### Given request
Copy out the material below in full, but not its images.

-- Begin --

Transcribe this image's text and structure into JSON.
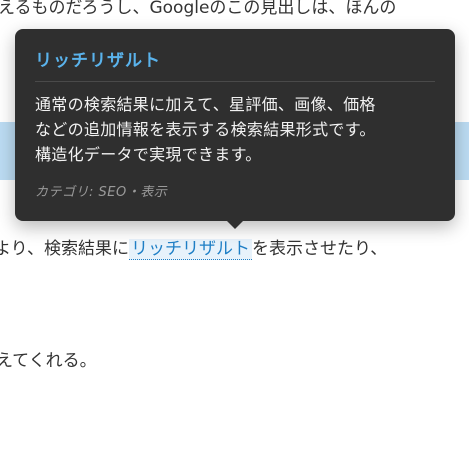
{
  "article": {
    "line1": "えるものだろうし、Googleのこの見出しは、ほんの",
    "line2_before": "より、検索結果に",
    "line2_term": "リッチリザルト",
    "line2_after": "を表示させたり、",
    "line3": "えてくれる。"
  },
  "tooltip": {
    "title": "リッチリザルト",
    "body_line1": "通常の検索結果に加えて、星評価、画像、価格",
    "body_line2": "などの追加情報を表示する検索結果形式です。",
    "body_line3": "構造化データで実現できます。",
    "meta": "カテゴリ: SEO・表示"
  },
  "colors": {
    "tooltip_bg": "#2f2f2f",
    "tooltip_title": "#5ab3ec",
    "link": "#1f7fc6",
    "highlight_band": "#bcdcf3"
  }
}
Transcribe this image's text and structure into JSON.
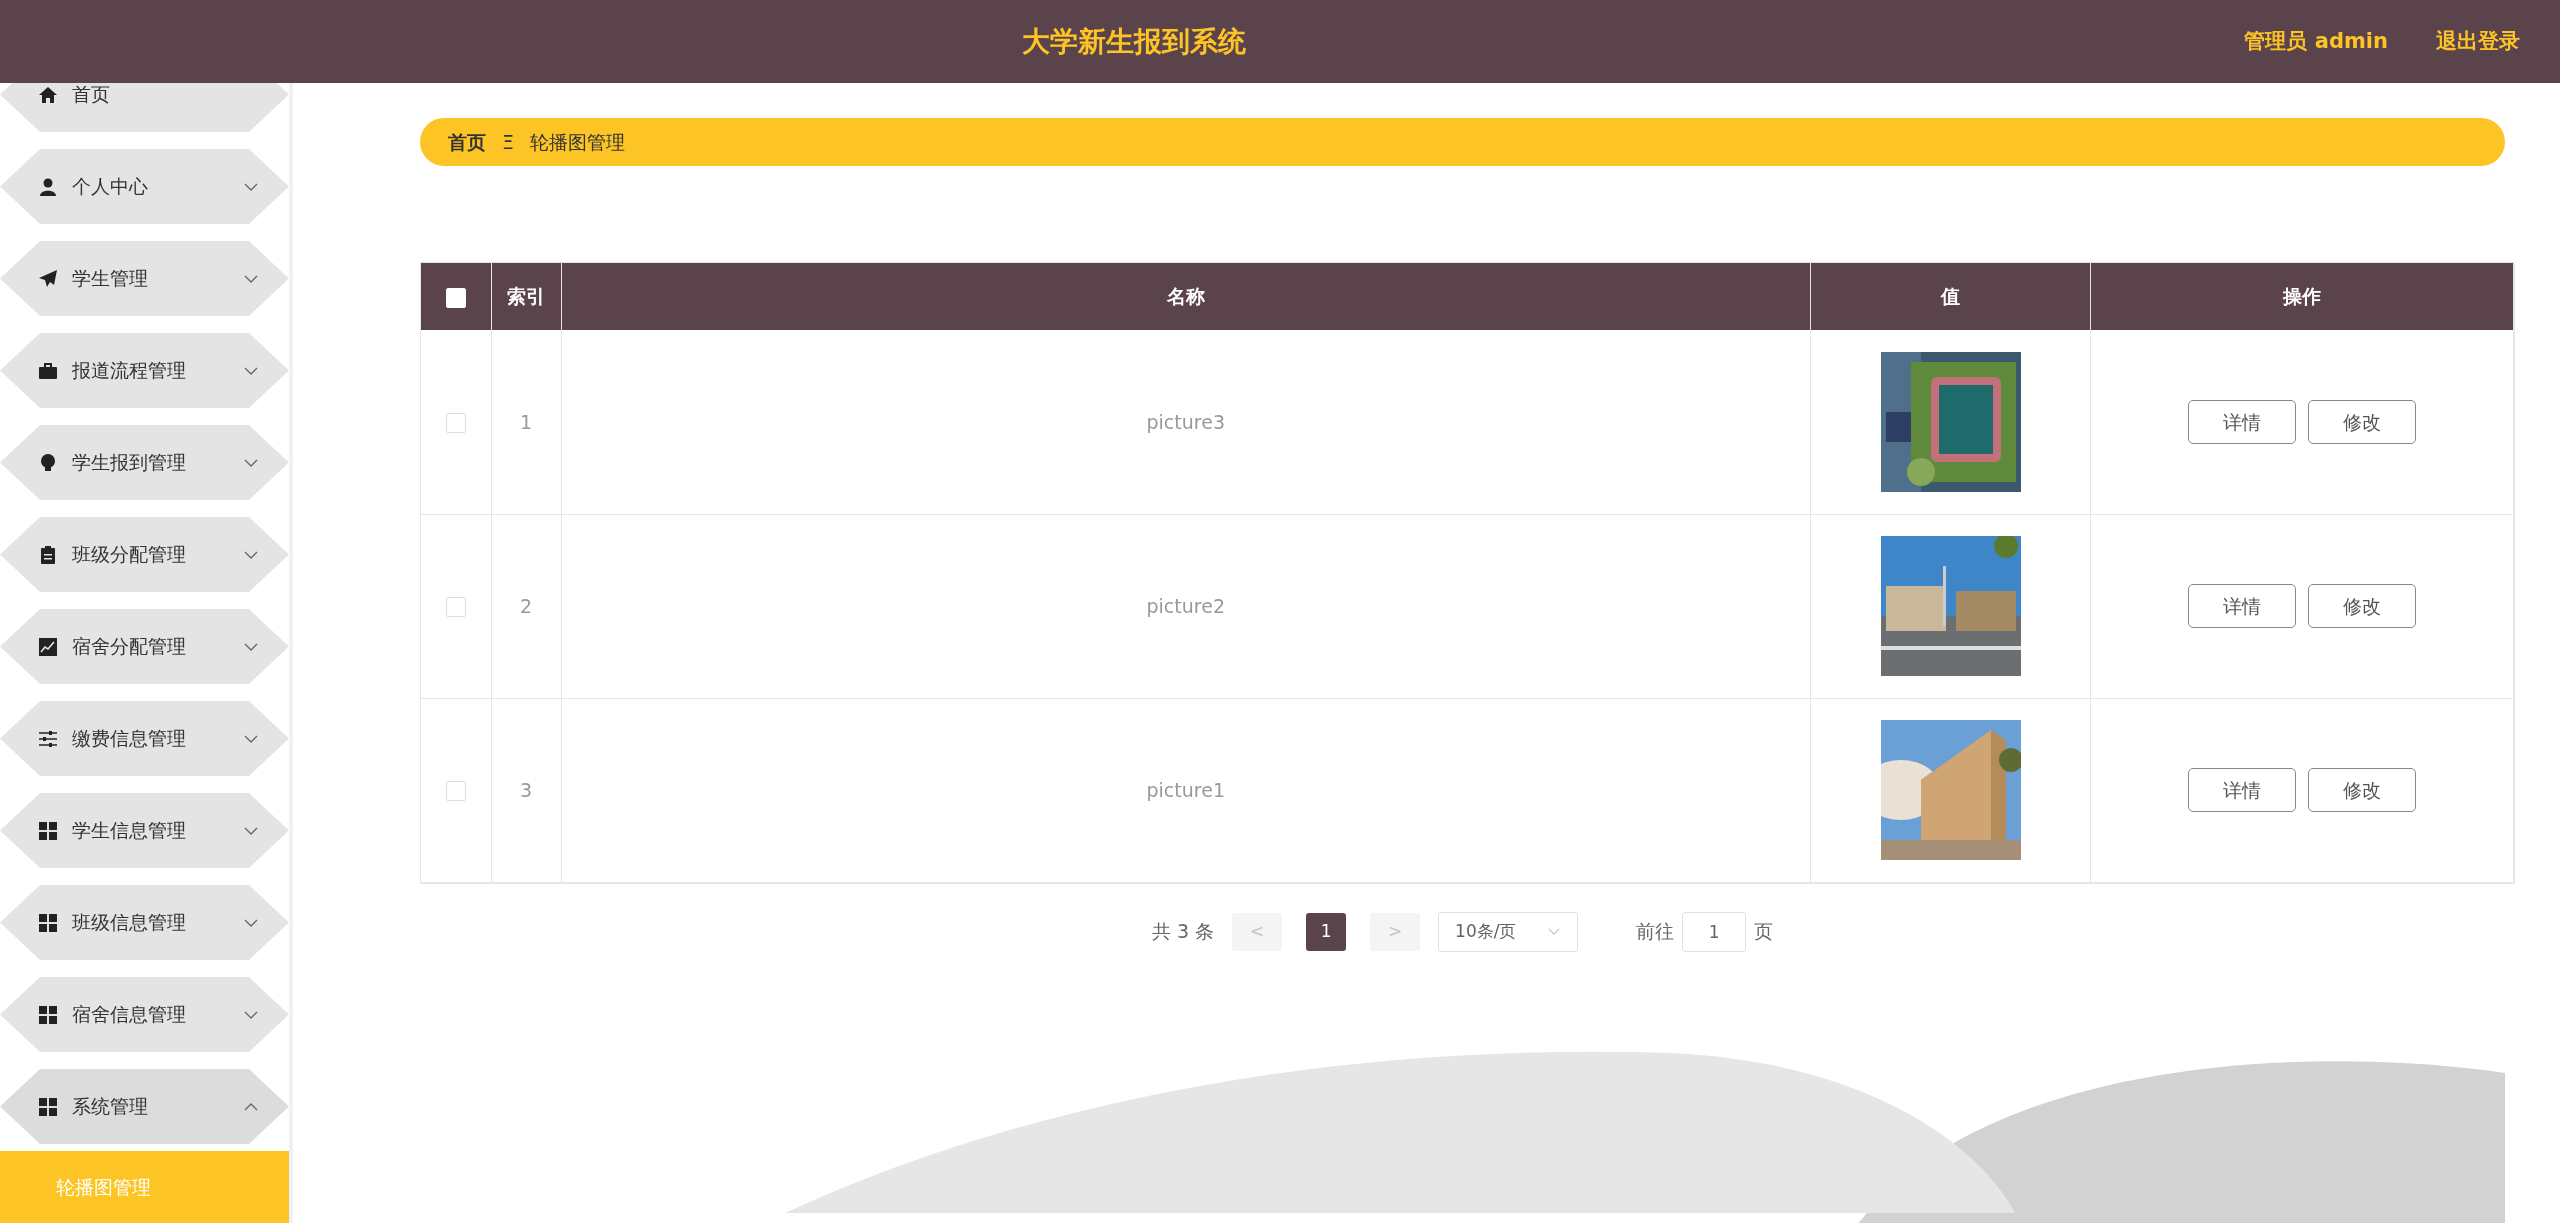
{
  "header": {
    "title": "大学新生报到系统",
    "user_label": "管理员 admin",
    "logout": "退出登录"
  },
  "sidebar": {
    "items": [
      {
        "label": "首页"
      },
      {
        "label": "个人中心",
        "expanded": false
      },
      {
        "label": "学生管理",
        "expanded": false
      },
      {
        "label": "报道流程管理",
        "expanded": false
      },
      {
        "label": "学生报到管理",
        "expanded": false
      },
      {
        "label": "班级分配管理",
        "expanded": false
      },
      {
        "label": "宿舍分配管理",
        "expanded": false
      },
      {
        "label": "缴费信息管理",
        "expanded": false
      },
      {
        "label": "学生信息管理",
        "expanded": false
      },
      {
        "label": "班级信息管理",
        "expanded": false
      },
      {
        "label": "宿舍信息管理",
        "expanded": false
      },
      {
        "label": "系统管理",
        "expanded": true,
        "children": [
          {
            "label": "轮播图管理",
            "selected": true
          }
        ]
      }
    ]
  },
  "breadcrumb": {
    "home": "首页",
    "separator": "Ξ",
    "current": "轮播图管理"
  },
  "table": {
    "select_all_checked": false,
    "columns": [
      "索引",
      "名称",
      "值",
      "操作"
    ],
    "rows": [
      {
        "checked": false,
        "index": "1",
        "name": "picture3",
        "actions": [
          "详情",
          "修改"
        ]
      },
      {
        "checked": false,
        "index": "2",
        "name": "picture2",
        "actions": [
          "详情",
          "修改"
        ]
      },
      {
        "checked": false,
        "index": "3",
        "name": "picture1",
        "actions": [
          "详情",
          "修改"
        ]
      }
    ]
  },
  "pagination": {
    "total": "共 3 条",
    "prev": {
      "label": "<",
      "disabled": true
    },
    "pages": [
      {
        "label": "1",
        "selected": true
      }
    ],
    "next": {
      "label": ">",
      "disabled": true
    },
    "page_size": "10条/页",
    "goto_label": "前往",
    "goto_value": "1",
    "goto_suffix": "页"
  }
}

-- End --

### Solution to this problem
Transcribe this image's text and structure into JSON.
{
  "article": {
    "line1": "えるものだろうし、Googleのこの見出しは、ほんの",
    "line2_before": "より、検索結果に",
    "line2_term": "リッチリザルト",
    "line2_after": "を表示させたり、",
    "line3": "えてくれる。"
  },
  "tooltip": {
    "title": "リッチリザルト",
    "body_line1": "通常の検索結果に加えて、星評価、画像、価格",
    "body_line2": "などの追加情報を表示する検索結果形式です。",
    "body_line3": "構造化データで実現できます。",
    "meta": "カテゴリ: SEO・表示"
  },
  "colors": {
    "tooltip_bg": "#2f2f2f",
    "tooltip_title": "#5ab3ec",
    "link": "#1f7fc6",
    "highlight_band": "#bcdcf3"
  }
}
Transcribe this image's text and structure into JSON.
{
  "header": {
    "title": "大学新生报到系统",
    "user_label": "管理员 admin",
    "logout": "退出登录"
  },
  "sidebar": {
    "items": [
      {
        "label": "首页"
      },
      {
        "label": "个人中心",
        "expanded": false
      },
      {
        "label": "学生管理",
        "expanded": false
      },
      {
        "label": "报道流程管理",
        "expanded": false
      },
      {
        "label": "学生报到管理",
        "expanded": false
      },
      {
        "label": "班级分配管理",
        "expanded": false
      },
      {
        "label": "宿舍分配管理",
        "expanded": false
      },
      {
        "label": "缴费信息管理",
        "expanded": false
      },
      {
        "label": "学生信息管理",
        "expanded": false
      },
      {
        "label": "班级信息管理",
        "expanded": false
      },
      {
        "label": "宿舍信息管理",
        "expanded": false
      },
      {
        "label": "系统管理",
        "expanded": true,
        "children": [
          {
            "label": "轮播图管理",
            "selected": true
          }
        ]
      }
    ]
  },
  "breadcrumb": {
    "home": "首页",
    "separator": "Ξ",
    "current": "轮播图管理"
  },
  "table": {
    "select_all_checked": false,
    "columns": [
      "索引",
      "名称",
      "值",
      "操作"
    ],
    "rows": [
      {
        "checked": false,
        "index": "1",
        "name": "picture3",
        "actions": [
          "详情",
          "修改"
        ]
      },
      {
        "checked": false,
        "index": "2",
        "name": "picture2",
        "actions": [
          "详情",
          "修改"
        ]
      },
      {
        "checked": false,
        "index": "3",
        "name": "picture1",
        "actions": [
          "详情",
          "修改"
        ]
      }
    ]
  },
  "pagination": {
    "total": "共 3 条",
    "prev": {
      "label": "<",
      "disabled": true
    },
    "pages": [
      {
        "label": "1",
        "selected": true
      }
    ],
    "next": {
      "label": ">",
      "disabled": true
    },
    "page_size": "10条/页",
    "goto_label": "前往",
    "goto_value": "1",
    "goto_suffix": "页"
  }
}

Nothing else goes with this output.